• _PROMPT_:
Retype each line of the material exactly, please, skipping any picture in it.

Stored data:
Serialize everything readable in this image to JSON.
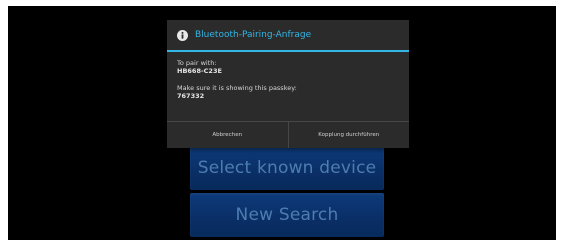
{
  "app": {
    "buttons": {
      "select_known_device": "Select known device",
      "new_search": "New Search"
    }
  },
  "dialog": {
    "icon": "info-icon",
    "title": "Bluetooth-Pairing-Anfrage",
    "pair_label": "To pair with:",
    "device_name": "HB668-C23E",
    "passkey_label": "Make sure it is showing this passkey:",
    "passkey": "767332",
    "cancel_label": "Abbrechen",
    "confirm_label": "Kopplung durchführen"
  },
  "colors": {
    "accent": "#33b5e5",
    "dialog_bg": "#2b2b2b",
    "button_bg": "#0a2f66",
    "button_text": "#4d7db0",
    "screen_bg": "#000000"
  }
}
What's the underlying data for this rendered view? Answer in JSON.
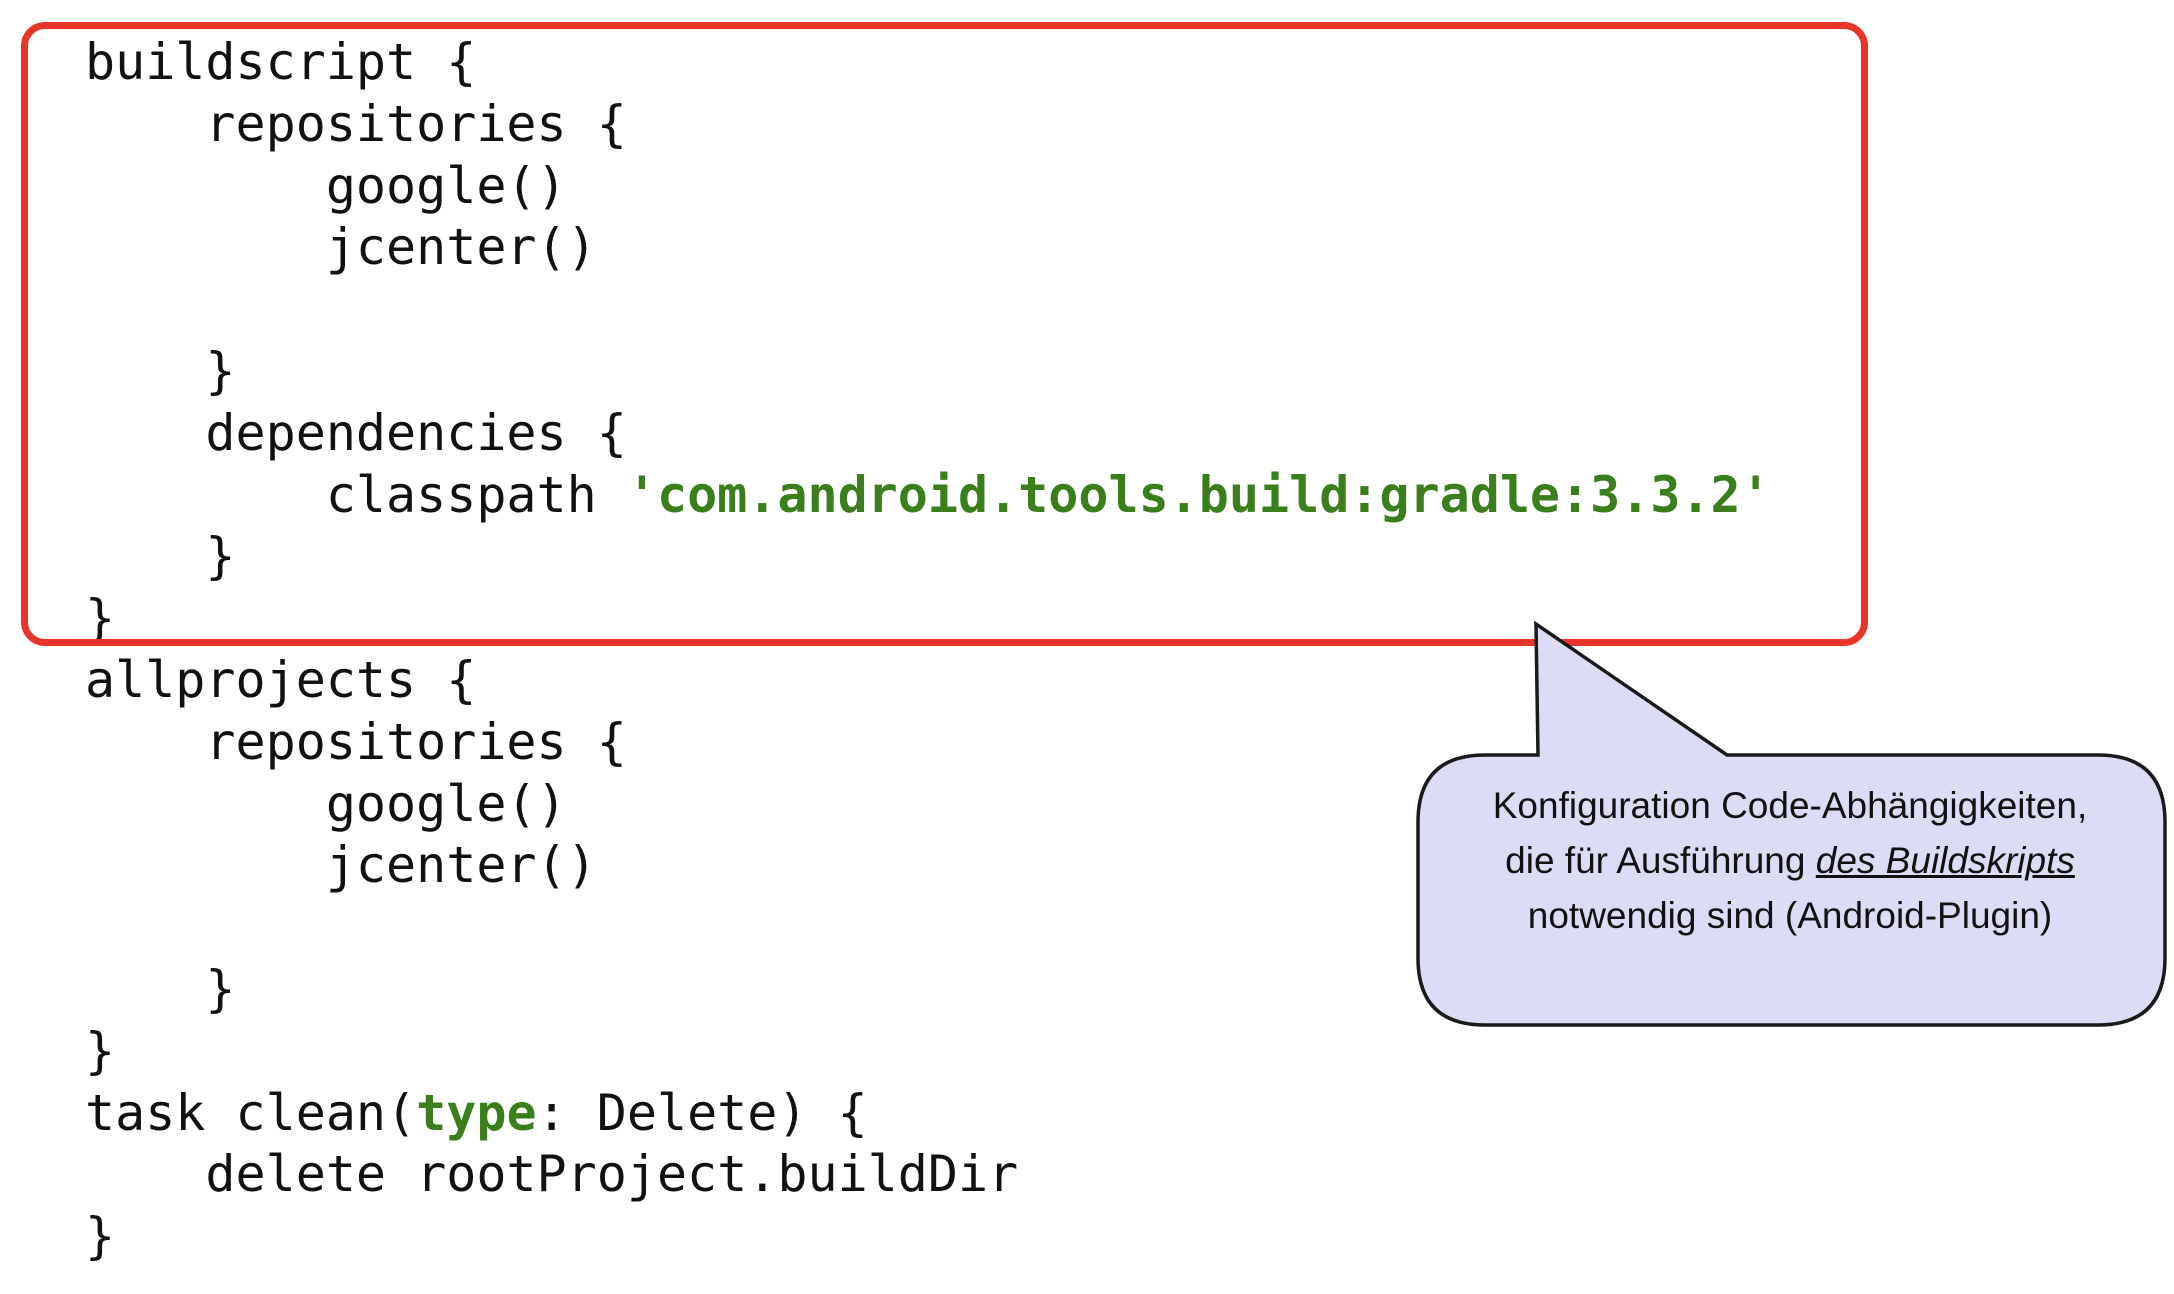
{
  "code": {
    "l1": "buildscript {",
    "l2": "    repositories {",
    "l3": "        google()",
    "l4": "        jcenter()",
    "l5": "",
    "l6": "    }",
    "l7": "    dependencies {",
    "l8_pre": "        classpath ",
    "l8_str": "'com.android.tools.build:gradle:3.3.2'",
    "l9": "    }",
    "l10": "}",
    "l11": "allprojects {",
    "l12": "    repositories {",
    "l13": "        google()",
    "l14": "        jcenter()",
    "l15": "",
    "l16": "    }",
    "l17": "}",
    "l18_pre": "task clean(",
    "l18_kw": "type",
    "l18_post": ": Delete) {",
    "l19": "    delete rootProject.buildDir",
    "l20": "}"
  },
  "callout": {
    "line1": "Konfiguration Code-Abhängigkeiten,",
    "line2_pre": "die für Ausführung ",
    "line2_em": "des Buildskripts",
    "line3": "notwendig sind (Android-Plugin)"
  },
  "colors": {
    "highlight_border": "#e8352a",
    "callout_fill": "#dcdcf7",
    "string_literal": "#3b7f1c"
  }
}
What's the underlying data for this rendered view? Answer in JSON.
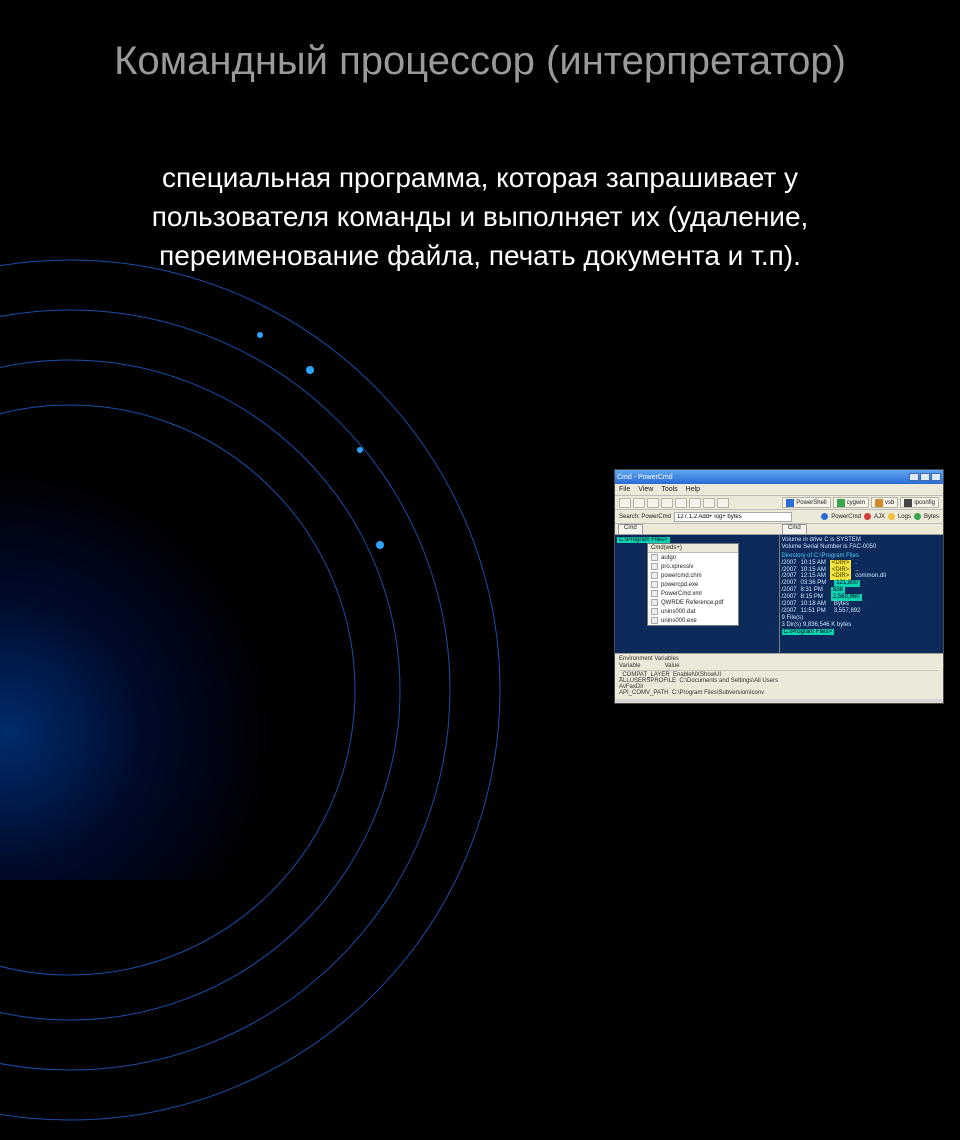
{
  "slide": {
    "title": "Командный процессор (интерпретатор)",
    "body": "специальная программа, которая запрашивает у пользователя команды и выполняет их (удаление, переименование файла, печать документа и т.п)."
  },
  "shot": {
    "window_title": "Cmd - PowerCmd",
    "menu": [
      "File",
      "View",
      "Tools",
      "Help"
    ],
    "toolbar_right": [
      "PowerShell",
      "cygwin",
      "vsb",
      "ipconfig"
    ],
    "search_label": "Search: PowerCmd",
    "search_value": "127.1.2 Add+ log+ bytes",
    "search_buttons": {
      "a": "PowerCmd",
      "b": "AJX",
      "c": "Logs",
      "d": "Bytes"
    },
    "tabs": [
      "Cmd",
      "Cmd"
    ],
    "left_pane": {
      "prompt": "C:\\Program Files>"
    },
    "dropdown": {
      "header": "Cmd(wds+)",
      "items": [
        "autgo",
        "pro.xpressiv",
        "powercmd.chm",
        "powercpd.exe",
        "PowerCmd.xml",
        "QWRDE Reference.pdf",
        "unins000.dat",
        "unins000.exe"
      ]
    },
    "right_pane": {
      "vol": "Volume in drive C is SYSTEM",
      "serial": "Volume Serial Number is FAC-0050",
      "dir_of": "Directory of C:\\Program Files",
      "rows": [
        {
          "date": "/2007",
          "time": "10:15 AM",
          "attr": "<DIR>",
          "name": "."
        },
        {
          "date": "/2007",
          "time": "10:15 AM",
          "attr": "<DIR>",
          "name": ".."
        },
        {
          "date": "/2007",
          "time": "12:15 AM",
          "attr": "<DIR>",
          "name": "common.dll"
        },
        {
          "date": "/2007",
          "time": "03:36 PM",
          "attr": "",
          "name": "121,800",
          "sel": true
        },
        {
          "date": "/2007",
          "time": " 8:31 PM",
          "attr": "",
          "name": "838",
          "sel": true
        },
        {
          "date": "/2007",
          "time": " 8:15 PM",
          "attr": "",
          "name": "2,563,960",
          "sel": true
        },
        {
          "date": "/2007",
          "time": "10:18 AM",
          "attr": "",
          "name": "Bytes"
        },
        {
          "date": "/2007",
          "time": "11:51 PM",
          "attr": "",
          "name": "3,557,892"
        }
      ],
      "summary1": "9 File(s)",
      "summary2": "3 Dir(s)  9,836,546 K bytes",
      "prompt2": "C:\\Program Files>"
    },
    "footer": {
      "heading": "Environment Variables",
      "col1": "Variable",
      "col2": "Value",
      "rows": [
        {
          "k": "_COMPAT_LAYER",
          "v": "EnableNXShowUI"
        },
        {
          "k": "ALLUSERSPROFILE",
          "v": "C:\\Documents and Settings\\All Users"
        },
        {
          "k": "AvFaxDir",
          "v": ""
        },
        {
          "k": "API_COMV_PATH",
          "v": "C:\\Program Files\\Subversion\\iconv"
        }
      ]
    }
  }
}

• _RESPONSE TO THIS EXERCISE_:
Serialize everything readable in this image to JSON.
{
  "app": {
    "buttons": {
      "select_known_device": "Select known device",
      "new_search": "New Search"
    }
  },
  "dialog": {
    "icon": "info-icon",
    "title": "Bluetooth-Pairing-Anfrage",
    "pair_label": "To pair with:",
    "device_name": "HB668-C23E",
    "passkey_label": "Make sure it is showing this passkey:",
    "passkey": "767332",
    "cancel_label": "Abbrechen",
    "confirm_label": "Kopplung durchführen"
  },
  "colors": {
    "accent": "#33b5e5",
    "dialog_bg": "#2b2b2b",
    "button_bg": "#0a2f66",
    "button_text": "#4d7db0",
    "screen_bg": "#000000"
  }
}
What's the underlying data for this rendered view? Answer in JSON.
{
  "code": {
    "l1": "buildscript {",
    "l2": "    repositories {",
    "l3": "        google()",
    "l4": "        jcenter()",
    "l5": "",
    "l6": "    }",
    "l7": "    dependencies {",
    "l8_pre": "        classpath ",
    "l8_str": "'com.android.tools.build:gradle:3.3.2'",
    "l9": "    }",
    "l10": "}",
    "l11": "allprojects {",
    "l12": "    repositories {",
    "l13": "        google()",
    "l14": "        jcenter()",
    "l15": "",
    "l16": "    }",
    "l17": "}",
    "l18_pre": "task clean(",
    "l18_kw": "type",
    "l18_post": ": Delete) {",
    "l19": "    delete rootProject.buildDir",
    "l20": "}"
  },
  "callout": {
    "line1": "Konfiguration Code-Abhängigkeiten,",
    "line2_pre": "die für Ausführung ",
    "line2_em": "des Buildskripts",
    "line3": "notwendig sind (Android-Plugin)"
  },
  "colors": {
    "highlight_border": "#e8352a",
    "callout_fill": "#dcdcf7",
    "string_literal": "#3b7f1c"
  }
}
What's the underlying data for this rendered view? Answer in JSON.
{
  "slide": {
    "title": "Командный процессор (интерпретатор)",
    "body": "специальная программа, которая запрашивает у пользователя команды и выполняет их (удаление, переименование файла, печать документа и т.п)."
  },
  "shot": {
    "window_title": "Cmd - PowerCmd",
    "menu": [
      "File",
      "View",
      "Tools",
      "Help"
    ],
    "toolbar_right": [
      "PowerShell",
      "cygwin",
      "vsb",
      "ipconfig"
    ],
    "search_label": "Search: PowerCmd",
    "search_value": "127.1.2 Add+ log+ bytes",
    "search_buttons": {
      "a": "PowerCmd",
      "b": "AJX",
      "c": "Logs",
      "d": "Bytes"
    },
    "tabs": [
      "Cmd",
      "Cmd"
    ],
    "left_pane": {
      "prompt": "C:\\Program Files>"
    },
    "dropdown": {
      "header": "Cmd(wds+)",
      "items": [
        "autgo",
        "pro.xpressiv",
        "powercmd.chm",
        "powercpd.exe",
        "PowerCmd.xml",
        "QWRDE Reference.pdf",
        "unins000.dat",
        "unins000.exe"
      ]
    },
    "right_pane": {
      "vol": "Volume in drive C is SYSTEM",
      "serial": "Volume Serial Number is FAC-0050",
      "dir_of": "Directory of C:\\Program Files",
      "rows": [
        {
          "date": "/2007",
          "time": "10:15 AM",
          "attr": "<DIR>",
          "name": "."
        },
        {
          "date": "/2007",
          "time": "10:15 AM",
          "attr": "<DIR>",
          "name": ".."
        },
        {
          "date": "/2007",
          "time": "12:15 AM",
          "attr": "<DIR>",
          "name": "common.dll"
        },
        {
          "date": "/2007",
          "time": "03:36 PM",
          "attr": "",
          "name": "121,800",
          "sel": true
        },
        {
          "date": "/2007",
          "time": " 8:31 PM",
          "attr": "",
          "name": "838",
          "sel": true
        },
        {
          "date": "/2007",
          "time": " 8:15 PM",
          "attr": "",
          "name": "2,563,960",
          "sel": true
        },
        {
          "date": "/2007",
          "time": "10:18 AM",
          "attr": "",
          "name": "Bytes"
        },
        {
          "date": "/2007",
          "time": "11:51 PM",
          "attr": "",
          "name": "3,557,892"
        }
      ],
      "summary1": "9 File(s)",
      "summary2": "3 Dir(s)  9,836,546 K bytes",
      "prompt2": "C:\\Program Files>"
    },
    "footer": {
      "heading": "Environment Variables",
      "col1": "Variable",
      "col2": "Value",
      "rows": [
        {
          "k": "_COMPAT_LAYER",
          "v": "EnableNXShowUI"
        },
        {
          "k": "ALLUSERSPROFILE",
          "v": "C:\\Documents and Settings\\All Users"
        },
        {
          "k": "AvFaxDir",
          "v": ""
        },
        {
          "k": "API_COMV_PATH",
          "v": "C:\\Program Files\\Subversion\\iconv"
        }
      ]
    }
  }
}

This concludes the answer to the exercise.